> [TO BE DONE]
A) Reproduce word for word everything in the bankruptcy ruling from "The mortgage was" down to "of the bankruptcy act.".
B) Please continue the bankruptcy ruling, starting right after its last sentence.

> [EXCERPT TO READ]
-*-*-
The mortgage was given nearly a month before the $1,000 note was due, without Stark having asked for such security; it covered the whole of the bankrupt's personal property; it apparently transferred the whole legal title of that property to the mortgagee, leaving only an equitable right of redemption, which right of redemption the creditor could foreclose by a sale after the forfeiture, which took place the day after its execution; it was not given in the ordinary course of business, and was, for that reason, presumed to be fraudulent and void, under the provisions of the 35th section of the bankruptcy act.

The respondent, Stark, is, I think, chargeable with notice of the mortgages to Mrs. Savage, executed at the same time with his own; and these mortgages, taken together, were fraudulent, and an act of bankruptcy on their face. They were, in substance, conveyances of the whole property of the bankrupt, and, if enforced according to their terms, nothing was likely to be left for her unsecured creditors. In respect to the property of an insolvent, it may properly be said—to use the language of Lord Mansfield, in Worseley v. Demattos, 1 Burrows, 467:—A conveyance of a part may be public, fair and honest, but a conveyance of all must either be fraudulently kept secret, or produce an immediate absolute) bankruptcy. This language is strictly applicable to the present case, and the language of the same judge, in Wilson v. Day, 2 Burrows, 827, might, with slight variation, be used in this case. Lord Mansfield there said: “This deed is an act of bankruptcy itself. It defeats the whole bankrupt law: nothing remains for the creditors in any shape, but the whole property is put into the hands of his own trustees; therefore, of course, he is a bankrupt the moment he has executed the deed; for there is nothing at all left for his creditors.” See Grow v. Ballard [supra], and authorities there cited.

The utility and the justice, not to say the necessity, of the provision which renders securities, &c, given out of the ordinary course of business, prima facie fraudulent, is well illustrated by the present case. This prima facie evidence is present to every creditor who accepts a security in any ease to which the provision is applicable; and, unless the creditor has evidence sufficient to repel this legal presumption, he has reasonable cause to believe that the security is fraudulent and void under the bankruptcy act. This will necessarily prevent any security, voluntarily given by an insolvent to a favored creditor, from being held valid, simply because it proceeded from the voluntary act of the debtor, and was prepared and delivered without any previous communication with the creditor, either in regard to the giving of the security, or the financial condition of the debtor. If a debtor can effectually secure any favored creditor by this one-sided and unusual mode of proceeding, it is likely to be resorted to in every case where the creditor (in consequence of a previous understanding with his debtor, or of the debtor's known disposition to secure him against loss, to the prejudice of his other creditors,) is willing to rely upon the favorable disposition of his debtor, and to be willfully ignorant of his financial condition; and the salutary provisions of the bankruptcy act, which were intended to invalidate the unjust preferences, and to prevent all the other frauds growing out of the validity of general or partial assignments, for the benefit of particular creditors, would be evaded and defeated with ease and certainty. This case shows the propriety of the provision, and it is the manifest duty of this court to give to it the effect which it was the intention of congress should be given to it.
-*-*-
> [RECORD LIST]

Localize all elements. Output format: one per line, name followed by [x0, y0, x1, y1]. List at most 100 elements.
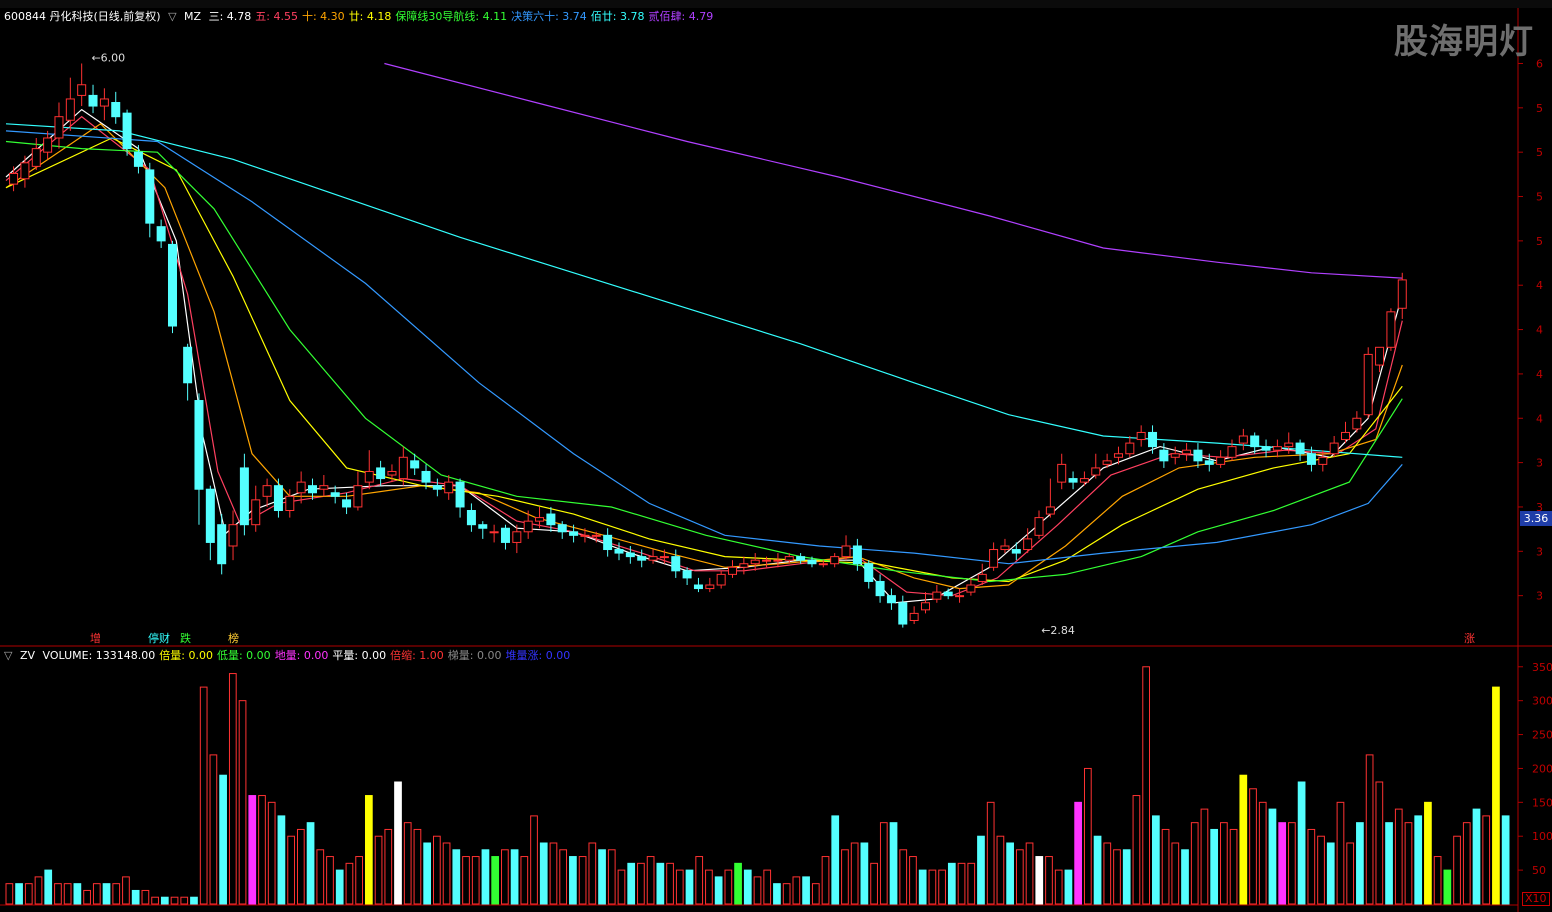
volume-indicator-name[interactable]: ZV [20, 649, 35, 662]
price-indicator-item: 三: 4.78 [208, 10, 252, 23]
volume-bar [549, 842, 558, 905]
volume-multiplier-badge: X10 [1522, 892, 1550, 906]
volume-bar [938, 869, 946, 905]
price-tick-label: 6 [1536, 57, 1543, 70]
volume-bar [491, 856, 500, 905]
candle-body [796, 556, 806, 561]
volume-bar [1453, 835, 1461, 905]
candle-body [1113, 453, 1123, 458]
volume-bar [860, 842, 869, 905]
volume-bar [481, 849, 490, 905]
volume-bar [209, 754, 218, 905]
candle-body [1261, 446, 1271, 451]
candle-body [1068, 478, 1078, 483]
candle-body [330, 492, 340, 497]
volume-bar [1278, 822, 1287, 905]
volume-bar [394, 781, 402, 905]
candle-body [364, 470, 374, 483]
volume-bar [1326, 842, 1335, 905]
volume-bar [909, 856, 917, 905]
volume-bar [462, 856, 470, 905]
volume-indicator-item: 梯量: 0.00 [447, 649, 502, 662]
volume-bar [44, 869, 53, 905]
volume-bar [724, 869, 733, 905]
volume-tick-label: 100 [1532, 830, 1552, 843]
candle-body [920, 602, 930, 611]
price-indicator-header: 600844 丹化科技(日线,前复权) ▽ MZ 三: 4.78 五: 4.55 十… [4, 8, 721, 26]
candle-body [285, 495, 295, 512]
volume-bar [1249, 788, 1257, 905]
candle-body [307, 485, 317, 494]
volume-bar [1365, 754, 1374, 905]
candle-body [444, 481, 454, 494]
volume-bar [841, 849, 849, 905]
volume-bar [1210, 828, 1219, 905]
volume-bar [1035, 856, 1044, 905]
volume-dropdown-icon[interactable]: ▽ [4, 649, 12, 662]
candle-body [852, 545, 862, 565]
volume-bar [1132, 795, 1141, 905]
volume-bar [15, 883, 23, 905]
volume-bar [160, 896, 169, 905]
volume-bar [559, 849, 568, 905]
volume-bar [1006, 842, 1014, 905]
candle-body [1023, 538, 1033, 551]
candle-body [194, 400, 204, 490]
volume-bar [1025, 842, 1034, 905]
price-indicator-item: 贰佰肆: 4.79 [648, 10, 714, 23]
volume-bar [1181, 849, 1189, 905]
candle-body [500, 527, 510, 543]
stock-title[interactable]: 600844 丹化科技(日线,前复权) [4, 10, 161, 23]
volume-bar [364, 795, 373, 905]
candle-body [1000, 545, 1010, 551]
candle-body [671, 556, 681, 572]
candle-body [296, 481, 306, 494]
volume-bar [5, 883, 14, 905]
volume-bar [870, 862, 878, 905]
candle-body [659, 556, 669, 559]
candle-body [1125, 442, 1135, 455]
volume-bar [228, 673, 237, 905]
volume-bar [607, 849, 616, 905]
volume-bar [1229, 828, 1238, 905]
volume-bar [413, 828, 422, 905]
volume-bar [1113, 849, 1121, 905]
volume-bar [627, 862, 636, 905]
candle-body [156, 226, 166, 242]
volume-bar [199, 686, 208, 905]
volume-bar [83, 889, 91, 905]
price-tick-label: 4 [1536, 412, 1543, 425]
candle-body [1102, 460, 1112, 465]
volume-indicator-item: 堆量涨: 0.00 [505, 649, 571, 662]
volume-bar [714, 876, 723, 905]
price-tick-label: 5 [1536, 235, 1543, 248]
candle-body [1306, 453, 1316, 465]
volume-indicator-item: 倍缩: 1.00 [390, 649, 444, 662]
candle-body [1318, 456, 1328, 465]
candle-body [1386, 311, 1396, 348]
volume-bar [1317, 835, 1325, 905]
volume-bar [24, 883, 33, 905]
volume-bar [170, 896, 179, 905]
volume-bar [1268, 808, 1277, 905]
volume-bar [1074, 801, 1082, 905]
volume-bar [578, 856, 587, 905]
volume-tick-label: 150 [1532, 796, 1552, 809]
volume-bar [675, 869, 684, 905]
volume-bar [510, 849, 519, 905]
volume-bar [1385, 822, 1393, 905]
volume-bar [899, 849, 908, 905]
volume-bar [1152, 815, 1160, 905]
candle-body [9, 172, 19, 185]
candle-body [886, 595, 896, 604]
indicator-name[interactable]: MZ [184, 10, 201, 23]
candle-body [145, 169, 155, 224]
candle-body [580, 534, 590, 537]
volume-bar [520, 856, 529, 905]
indicator-dropdown-icon[interactable]: ▽ [168, 10, 176, 23]
volume-bar [1424, 801, 1432, 905]
volume-bar [141, 889, 150, 905]
candle-body [909, 612, 919, 621]
volume-bar [1015, 849, 1024, 905]
volume-bar [442, 842, 451, 905]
-*-*-
> [THE RESPONSES]
A)
The mortgage was given nearly a month before the $1,000 note was due, without Stark having asked for such security; it covered the whole of the bankrupt's personal property; it apparently transferred the whole legal title of that property to the mortgagee, leaving only an equitable right of redemption, which right of redemption the creditor could foreclose by a sale after the forfeiture, which took place the day after its execution; it was not given in the ordinary course of business, and was, for that reason, presumed to be fraudulent and void, under the provisions of the 35th section of the bankruptcy act.

B)
A creditor cannot, by shuttting his eyes when this statutory prima facie evidence of fraud is placed before him, escape the consequences of this provision. When he accepts a security, he is conclusively presumed to know what appears upon its face, and to have reasonable cause to believe it was intended to accomplish what must be its ordinary and necessary effect; and no “masterly inactivity,” no self-imposed ignorance of what the circumstances call upon him to ascertain, however intense and however closely guarded and carefullly cherished that ignorance may be, can make fraudulent preferences, like those attempted to be given in this case, valid and binding, as against the assignee of a bankrupt, while the 35th section of the bankruptcy act remains in force.

Independent of the provisions of that section, the circumstances of the case were sufficient to put Stark upon inquiry (In re Hunt [Case No. 6,881]; In re Wright [Id. 18,071] and such circumstances and such provisions must be held to render his mortgage invalid.

But it was urged that these securities were not void, because the bankrupt, long before the securities were given, and at the time of the loans by Mrs. Savage, and of 945Bridgen's endorsement, promised to give security when required, and executed the mortgages, in fulfillment of such promises, under pressure from the mortgagees.

This position cannot be maintained. The provisions of the bankruptcy act embrace payments, for the purpose of giving preference, as well as the giving of securities, &c, and it would hardly be contended that a preference, by way of payment, otherwise invalid, could be valid because the debtor had agreed to pay the debt at the time it was contracted. Besides, the maintenance of the doctrine contended for would defeat the purposes of the bankrupt act It would be easy, in every case where it was desired to give a fraudulent preference to a relative, or other favored creditor, to make such a contract for security, when called for; and such agreements would be, in effect, secret liens upon the property of the debtor, and enable him to effect the objects generally effected before the bankruptcy act, under promises to secure relatives and endorsers against loss in any event, by assignments made for the benefit of such favorite creditors. A preference gained by a creditor, through the acts and cooperation of his debtor, is no less fraudulent and invalid because it was strongly urged upon his debtor. See Atkinson v. Farmers' Bank, [Case No. 609]; Shawhan v. Wherritt, 7 How. [48 U. S.] 641.

In addition to the objections to these chattel mortgages, which have already been stated, it was insisted that they were fraudulent and void under the laws of this state. There was no immediate or continued change, or, indeed, any change, of possession, for some four months after their execution; and the circumstances of the case tend rather to support than to repel the legal presumption of fraud afforded by the continued possession of the mortgagor. But the conclusions already reached render it unnecessary to decide whether these mortgages were void under the laws of the state, or whether the assignee in bankruptcy, appointed under proceedings commenced after possession of the mortgaged property was taken by the mortgagees, can avail himself of the fact that there was no such immediate or continued change of possession.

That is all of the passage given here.